"""
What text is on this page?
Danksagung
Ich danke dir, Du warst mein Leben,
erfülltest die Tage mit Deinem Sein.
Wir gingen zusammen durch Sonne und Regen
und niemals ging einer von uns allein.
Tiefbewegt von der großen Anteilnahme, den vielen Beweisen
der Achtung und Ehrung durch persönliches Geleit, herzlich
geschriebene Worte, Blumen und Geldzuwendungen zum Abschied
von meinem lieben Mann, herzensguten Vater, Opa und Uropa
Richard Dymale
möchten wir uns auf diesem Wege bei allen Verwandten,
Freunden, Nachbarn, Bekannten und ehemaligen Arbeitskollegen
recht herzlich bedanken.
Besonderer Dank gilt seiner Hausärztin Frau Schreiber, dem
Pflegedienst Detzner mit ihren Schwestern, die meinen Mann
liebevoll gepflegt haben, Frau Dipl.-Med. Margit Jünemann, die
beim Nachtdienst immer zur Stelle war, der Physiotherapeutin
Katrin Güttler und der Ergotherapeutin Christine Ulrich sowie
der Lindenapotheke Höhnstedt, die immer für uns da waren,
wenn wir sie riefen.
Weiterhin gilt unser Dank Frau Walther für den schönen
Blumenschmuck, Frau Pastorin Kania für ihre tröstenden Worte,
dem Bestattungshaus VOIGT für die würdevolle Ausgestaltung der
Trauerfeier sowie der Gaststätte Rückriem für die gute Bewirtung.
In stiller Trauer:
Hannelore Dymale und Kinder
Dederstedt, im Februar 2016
"""
**Written instruction:** Give an exact repetition of all the material.

**Correct output:**
What text is on this page?
Danksagung
Ich danke dir, Du warst mein Leben,
erfülltest die Tage mit Deinem Sein.
Wir gingen zusammen durch Sonne und Regen
und niemals ging einer von uns allein.
Tiefbewegt von der großen Anteilnahme, den vielen Beweisen
der Achtung und Ehrung durch persönliches Geleit, herzlich
geschriebene Worte, Blumen und Geldzuwendungen zum Abschied
von meinem lieben Mann, herzensguten Vater, Opa und Uropa
Richard Dymale
möchten wir uns auf diesem Wege bei allen Verwandten,
Freunden, Nachbarn, Bekannten und ehemaligen Arbeitskollegen
recht herzlich bedanken.
Besonderer Dank gilt seiner Hausärztin Frau Schreiber, dem
Pflegedienst Detzner mit ihren Schwestern, die meinen Mann
liebevoll gepflegt haben, Frau Dipl.-Med. Margit Jünemann, die
beim Nachtdienst immer zur Stelle war, der Physiotherapeutin
Katrin Güttler und der Ergotherapeutin Christine Ulrich sowie
der Lindenapotheke Höhnstedt, die immer für uns da waren,
wenn wir sie riefen.
Weiterhin gilt unser Dank Frau Walther für den schönen
Blumenschmuck, Frau Pastorin Kania für ihre tröstenden Worte,
dem Bestattungshaus VOIGT für die würdevolle Ausgestaltung der
Trauerfeier sowie der Gaststätte Rückriem für die gute Bewirtung.
In stiller Trauer:
Hannelore Dymale und Kinder
Dederstedt, im Februar 2016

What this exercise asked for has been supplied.